Work required
Find every line below that contains the word "Plus" and copy each one in full.

···

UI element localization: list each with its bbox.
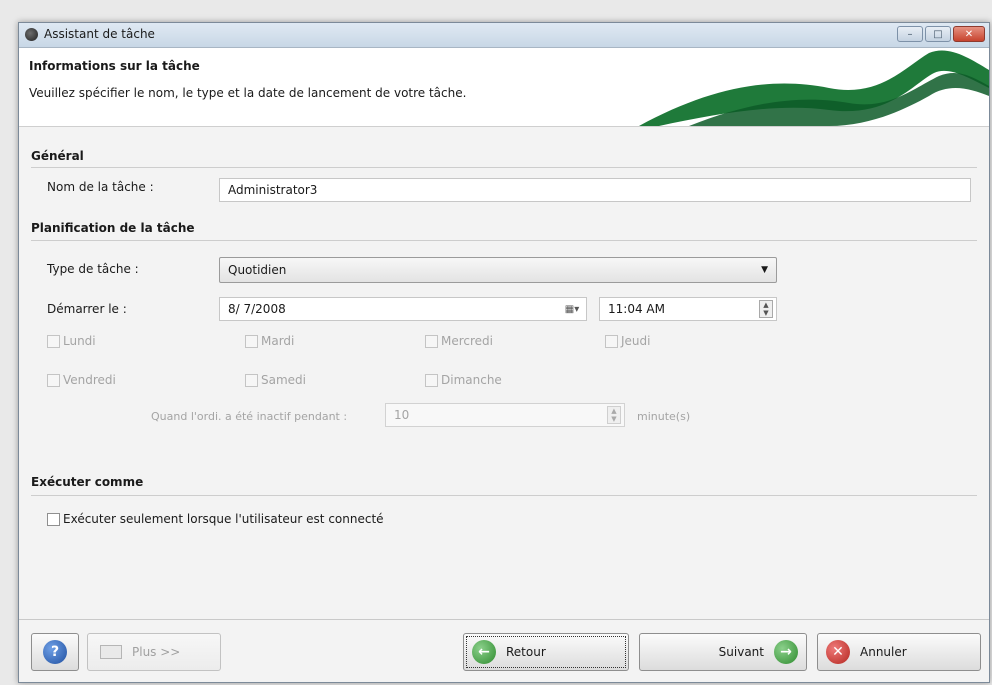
header-title: Informations sur la tâche [29,59,200,73]
task-wizard-window: Assistant de tâche – □ ✕ Informations su… [18,22,990,683]
divider [31,240,977,241]
window-controls: – □ ✕ [897,26,985,42]
start-date-value: 8/ 7/2008 [228,302,286,316]
task-type-select[interactable]: Quotidien ▼ [219,257,777,283]
more-button-label: Plus >> [132,645,181,659]
wizard-content: Général Nom de la tâche : Administrator3… [19,127,989,682]
task-name-input[interactable]: Administrator3 [219,178,971,202]
more-button[interactable]: Plus >> [87,633,221,671]
checkbox-samedi[interactable]: Samedi [245,373,306,387]
start-time-value: 11:04 AM [608,302,665,316]
checkbox-jeudi[interactable]: Jeudi [605,334,650,348]
idle-unit-label: minute(s) [637,410,691,423]
task-type-label: Type de tâche : [47,262,139,276]
help-button[interactable]: ? [31,633,79,671]
back-button[interactable]: ← Retour [463,633,629,671]
checkbox-label: Vendredi [63,373,116,387]
cancel-x-icon: ✕ [826,640,850,664]
checkbox-box [47,373,60,387]
checkbox-box [47,334,60,348]
cancel-button-label: Annuler [860,645,907,659]
idle-minutes-input[interactable]: 10 ▲ ▼ [385,403,625,427]
section-schedule: Planification de la tâche [31,221,195,235]
time-spinner-icon[interactable]: ▲ ▼ [759,300,773,318]
checkbox-label: Samedi [261,373,306,387]
start-date-input[interactable]: 8/ 7/2008 ▦▾ [219,297,587,321]
checkbox-box [47,512,60,526]
arrow-left-icon: ← [472,640,496,664]
checkbox-vendredi[interactable]: Vendredi [47,373,116,387]
wizard-header: Informations sur la tâche Veuillez spéci… [19,48,989,127]
checkbox-mardi[interactable]: Mardi [245,334,294,348]
checkbox-label: Mercredi [441,334,494,348]
checkbox-label: Exécuter seulement lorsque l'utilisateur… [63,512,384,526]
section-general: Général [31,149,84,163]
task-type-value: Quotidien [228,263,287,277]
checkbox-label: Lundi [63,334,96,348]
next-button[interactable]: Suivant → [639,633,807,671]
divider [31,167,977,168]
checkbox-mercredi[interactable]: Mercredi [425,334,493,348]
help-icon: ? [43,640,67,664]
window-title: Assistant de tâche [44,27,155,41]
calendar-dropdown-icon[interactable]: ▦▾ [562,301,582,317]
checkbox-label: Jeudi [621,334,651,348]
arrow-right-icon: → [774,640,798,664]
computer-icon [100,645,122,659]
cancel-button[interactable]: ✕ Annuler [817,633,981,671]
app-icon [25,28,38,41]
back-button-label: Retour [506,645,546,659]
next-button-label: Suivant [718,645,764,659]
minimize-button[interactable]: – [897,26,923,42]
idle-label: Quand l'ordi. a été inactif pendant : [151,410,348,423]
checkbox-box [605,334,618,348]
section-run-as: Exécuter comme [31,475,144,489]
checkbox-dimanche[interactable]: Dimanche [425,373,502,387]
close-button[interactable]: ✕ [953,26,985,42]
checkbox-box [425,373,438,387]
title-bar[interactable]: Assistant de tâche – □ ✕ [19,23,989,48]
start-time-input[interactable]: 11:04 AM ▲ ▼ [599,297,777,321]
start-date-label: Démarrer le : [47,302,127,316]
task-name-label: Nom de la tâche : [47,180,154,194]
checkbox-box [245,373,258,387]
checkbox-box [425,334,438,348]
checkbox-label: Dimanche [441,373,502,387]
checkbox-label: Mardi [261,334,295,348]
chevron-down-icon: ▼ [761,265,768,275]
idle-spinner-icon[interactable]: ▲ ▼ [607,406,621,424]
divider [31,495,977,496]
idle-minutes-value: 10 [394,408,410,422]
checkbox-run-only-logged-in[interactable]: Exécuter seulement lorsque l'utilisateur… [47,512,384,526]
checkbox-lundi[interactable]: Lundi [47,334,96,348]
maximize-button[interactable]: □ [925,26,951,42]
checkbox-box [245,334,258,348]
footer-divider [19,619,989,620]
header-subtitle: Veuillez spécifier le nom, le type et la… [29,86,467,100]
green-wave-graphic [639,50,989,126]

···

Response to this exercise
more-button-label: Plus >> [132,645,181,659]
more-button[interactable]: Plus >> [87,633,221,671]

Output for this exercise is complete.